● Required work: Copy every line of the records below that holds the word "JSON".

Stored data:
##########

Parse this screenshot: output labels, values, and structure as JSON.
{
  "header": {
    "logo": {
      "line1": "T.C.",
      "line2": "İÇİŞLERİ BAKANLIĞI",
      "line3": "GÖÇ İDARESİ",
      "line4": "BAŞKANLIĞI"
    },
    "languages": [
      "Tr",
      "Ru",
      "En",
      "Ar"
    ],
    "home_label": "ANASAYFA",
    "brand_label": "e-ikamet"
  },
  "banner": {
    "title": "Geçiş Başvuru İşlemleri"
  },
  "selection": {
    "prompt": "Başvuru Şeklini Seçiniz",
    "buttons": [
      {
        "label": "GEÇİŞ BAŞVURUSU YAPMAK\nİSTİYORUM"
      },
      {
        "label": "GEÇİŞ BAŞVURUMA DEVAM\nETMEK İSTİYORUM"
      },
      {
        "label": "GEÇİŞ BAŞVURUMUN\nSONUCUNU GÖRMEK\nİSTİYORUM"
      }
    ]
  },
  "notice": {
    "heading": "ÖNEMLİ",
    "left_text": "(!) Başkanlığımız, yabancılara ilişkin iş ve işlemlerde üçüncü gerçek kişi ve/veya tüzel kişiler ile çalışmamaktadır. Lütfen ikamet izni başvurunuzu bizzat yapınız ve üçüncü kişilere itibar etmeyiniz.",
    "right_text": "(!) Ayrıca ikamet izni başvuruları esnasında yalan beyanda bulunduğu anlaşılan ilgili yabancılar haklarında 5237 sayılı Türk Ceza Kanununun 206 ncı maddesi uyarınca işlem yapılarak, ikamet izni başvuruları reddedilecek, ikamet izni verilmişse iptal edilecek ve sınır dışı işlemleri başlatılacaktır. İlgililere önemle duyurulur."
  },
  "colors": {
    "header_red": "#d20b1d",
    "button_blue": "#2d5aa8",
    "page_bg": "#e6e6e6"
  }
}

##########

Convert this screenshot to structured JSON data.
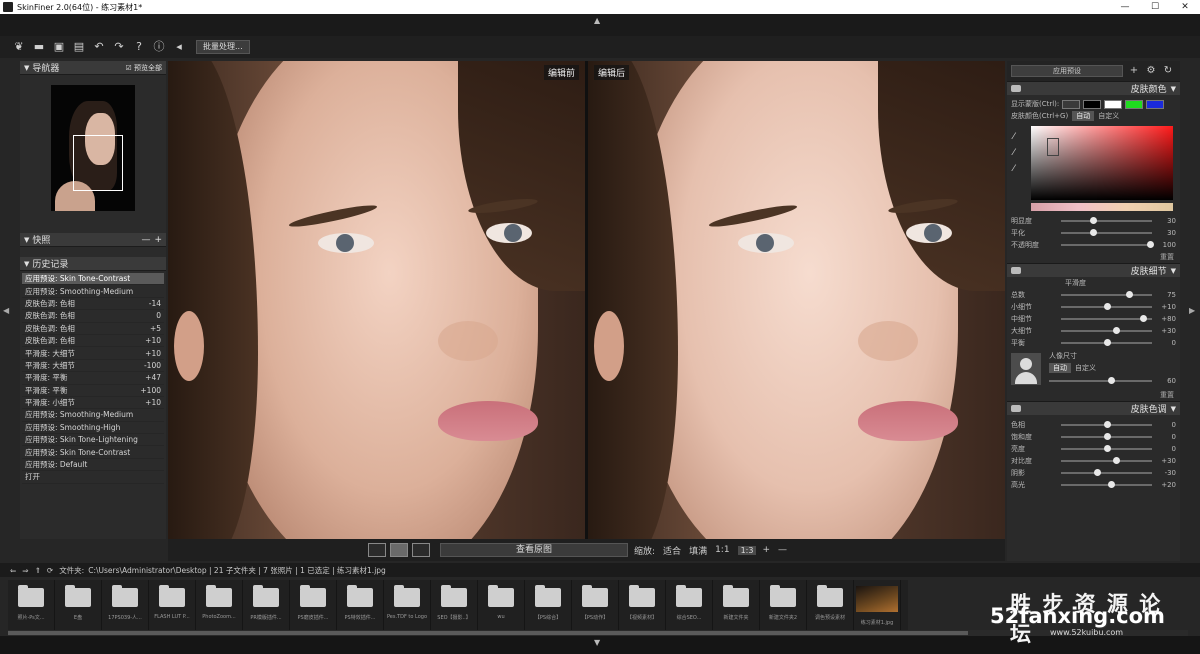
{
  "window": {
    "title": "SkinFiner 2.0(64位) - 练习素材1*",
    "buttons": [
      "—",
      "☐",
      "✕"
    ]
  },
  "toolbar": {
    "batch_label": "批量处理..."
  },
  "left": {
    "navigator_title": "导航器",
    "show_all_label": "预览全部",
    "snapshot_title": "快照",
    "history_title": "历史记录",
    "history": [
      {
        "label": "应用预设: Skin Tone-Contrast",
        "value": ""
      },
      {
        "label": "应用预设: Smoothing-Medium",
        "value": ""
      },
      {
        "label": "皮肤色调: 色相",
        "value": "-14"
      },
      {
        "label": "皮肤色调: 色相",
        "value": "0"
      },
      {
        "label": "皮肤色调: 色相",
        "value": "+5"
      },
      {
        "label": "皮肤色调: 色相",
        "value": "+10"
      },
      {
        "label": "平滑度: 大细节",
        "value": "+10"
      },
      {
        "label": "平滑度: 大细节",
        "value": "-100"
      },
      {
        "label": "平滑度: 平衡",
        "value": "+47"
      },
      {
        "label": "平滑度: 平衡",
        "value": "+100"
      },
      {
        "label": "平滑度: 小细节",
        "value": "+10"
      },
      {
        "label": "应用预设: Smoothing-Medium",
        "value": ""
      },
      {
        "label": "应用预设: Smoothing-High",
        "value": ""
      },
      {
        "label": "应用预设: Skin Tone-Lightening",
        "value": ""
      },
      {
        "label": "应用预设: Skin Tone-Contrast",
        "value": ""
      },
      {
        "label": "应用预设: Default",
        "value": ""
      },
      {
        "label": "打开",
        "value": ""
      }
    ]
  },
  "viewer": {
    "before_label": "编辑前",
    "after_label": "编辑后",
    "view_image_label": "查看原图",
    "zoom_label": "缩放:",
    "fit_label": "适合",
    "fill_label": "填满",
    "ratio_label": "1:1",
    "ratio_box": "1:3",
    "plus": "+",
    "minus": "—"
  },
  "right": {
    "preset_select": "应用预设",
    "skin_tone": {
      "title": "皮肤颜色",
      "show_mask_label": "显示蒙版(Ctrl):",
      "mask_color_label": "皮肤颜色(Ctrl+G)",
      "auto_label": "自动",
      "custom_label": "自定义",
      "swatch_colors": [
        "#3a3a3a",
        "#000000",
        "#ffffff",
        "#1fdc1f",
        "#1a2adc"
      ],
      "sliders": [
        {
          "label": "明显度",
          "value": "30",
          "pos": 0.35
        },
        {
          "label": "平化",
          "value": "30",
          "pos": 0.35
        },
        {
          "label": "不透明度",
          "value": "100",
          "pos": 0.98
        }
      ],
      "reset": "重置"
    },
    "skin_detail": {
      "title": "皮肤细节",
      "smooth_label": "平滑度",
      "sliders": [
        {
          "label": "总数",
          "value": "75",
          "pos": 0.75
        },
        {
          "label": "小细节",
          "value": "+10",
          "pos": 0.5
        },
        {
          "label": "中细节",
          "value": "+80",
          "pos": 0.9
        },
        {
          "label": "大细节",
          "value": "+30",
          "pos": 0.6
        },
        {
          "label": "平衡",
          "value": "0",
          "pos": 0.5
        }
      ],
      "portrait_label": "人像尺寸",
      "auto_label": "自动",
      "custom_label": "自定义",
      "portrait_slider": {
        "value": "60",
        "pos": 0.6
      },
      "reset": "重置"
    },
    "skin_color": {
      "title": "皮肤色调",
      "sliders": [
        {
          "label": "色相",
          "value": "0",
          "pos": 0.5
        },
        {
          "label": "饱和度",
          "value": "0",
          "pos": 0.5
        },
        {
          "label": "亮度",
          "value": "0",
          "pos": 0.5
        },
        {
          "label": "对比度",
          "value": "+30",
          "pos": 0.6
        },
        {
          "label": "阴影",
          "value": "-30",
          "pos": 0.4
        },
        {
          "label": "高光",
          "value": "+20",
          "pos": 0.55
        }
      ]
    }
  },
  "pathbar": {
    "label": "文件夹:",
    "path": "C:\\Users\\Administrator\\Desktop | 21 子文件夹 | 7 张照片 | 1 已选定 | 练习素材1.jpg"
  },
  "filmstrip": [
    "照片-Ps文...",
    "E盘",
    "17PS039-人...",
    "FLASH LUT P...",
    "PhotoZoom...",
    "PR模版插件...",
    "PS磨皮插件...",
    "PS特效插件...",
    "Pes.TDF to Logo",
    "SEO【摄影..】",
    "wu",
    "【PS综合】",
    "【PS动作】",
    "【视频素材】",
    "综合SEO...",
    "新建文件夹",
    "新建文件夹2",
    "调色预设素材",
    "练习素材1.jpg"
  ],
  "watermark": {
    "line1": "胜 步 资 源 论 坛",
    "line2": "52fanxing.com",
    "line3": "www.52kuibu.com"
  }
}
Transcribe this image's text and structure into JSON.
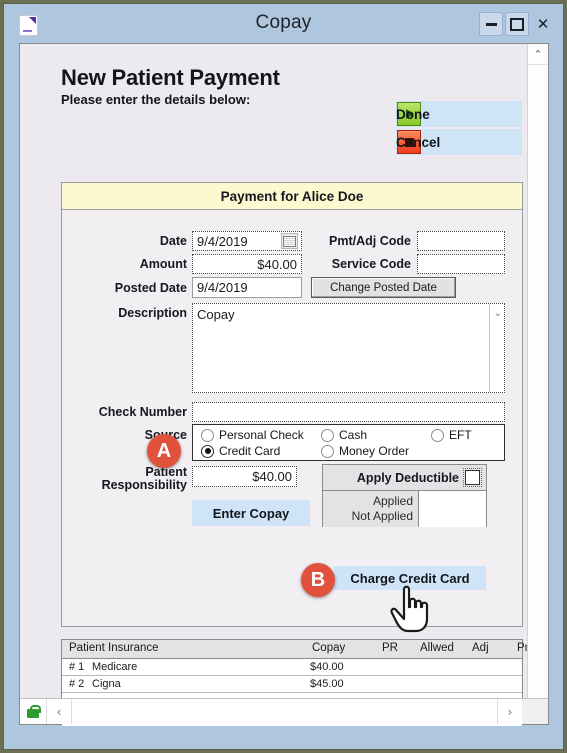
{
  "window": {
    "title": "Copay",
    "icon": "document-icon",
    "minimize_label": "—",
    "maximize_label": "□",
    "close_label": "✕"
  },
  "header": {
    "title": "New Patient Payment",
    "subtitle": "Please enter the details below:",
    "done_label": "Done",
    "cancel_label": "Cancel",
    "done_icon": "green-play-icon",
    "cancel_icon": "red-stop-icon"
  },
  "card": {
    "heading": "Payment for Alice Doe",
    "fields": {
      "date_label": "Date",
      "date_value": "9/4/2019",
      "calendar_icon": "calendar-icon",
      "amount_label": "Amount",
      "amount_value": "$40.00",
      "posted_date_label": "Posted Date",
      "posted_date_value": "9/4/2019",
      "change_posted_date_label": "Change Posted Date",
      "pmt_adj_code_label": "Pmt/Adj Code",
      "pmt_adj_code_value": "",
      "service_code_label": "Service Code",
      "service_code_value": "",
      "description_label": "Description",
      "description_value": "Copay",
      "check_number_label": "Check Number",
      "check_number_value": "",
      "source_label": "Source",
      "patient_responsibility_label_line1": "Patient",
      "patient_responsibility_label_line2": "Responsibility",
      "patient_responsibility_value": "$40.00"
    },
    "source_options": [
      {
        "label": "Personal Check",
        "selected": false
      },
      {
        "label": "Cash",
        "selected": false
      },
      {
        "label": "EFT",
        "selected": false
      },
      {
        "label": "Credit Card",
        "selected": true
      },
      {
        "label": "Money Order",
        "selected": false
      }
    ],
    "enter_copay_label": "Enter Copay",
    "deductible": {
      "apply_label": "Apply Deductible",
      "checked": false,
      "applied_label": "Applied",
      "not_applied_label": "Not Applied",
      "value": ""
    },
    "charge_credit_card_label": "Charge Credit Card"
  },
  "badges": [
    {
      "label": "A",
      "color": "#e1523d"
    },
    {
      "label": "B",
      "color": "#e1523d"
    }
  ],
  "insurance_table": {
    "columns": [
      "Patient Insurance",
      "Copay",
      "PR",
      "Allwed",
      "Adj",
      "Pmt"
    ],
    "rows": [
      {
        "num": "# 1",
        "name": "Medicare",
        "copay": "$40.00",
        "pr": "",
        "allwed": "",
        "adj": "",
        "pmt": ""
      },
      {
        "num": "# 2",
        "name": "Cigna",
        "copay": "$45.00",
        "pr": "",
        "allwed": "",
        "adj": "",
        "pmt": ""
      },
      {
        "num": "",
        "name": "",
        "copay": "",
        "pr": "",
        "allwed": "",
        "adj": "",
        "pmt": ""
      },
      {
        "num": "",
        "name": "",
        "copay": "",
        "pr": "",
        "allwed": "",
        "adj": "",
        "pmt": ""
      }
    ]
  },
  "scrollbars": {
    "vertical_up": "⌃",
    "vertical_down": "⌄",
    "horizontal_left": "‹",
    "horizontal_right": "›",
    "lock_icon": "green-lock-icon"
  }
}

##########

● Task output:
Parse this screenshot: output labels, values, and structure as JSON.
Convert this screenshot to structured JSON data.
Transcribe this image's text and structure into JSON.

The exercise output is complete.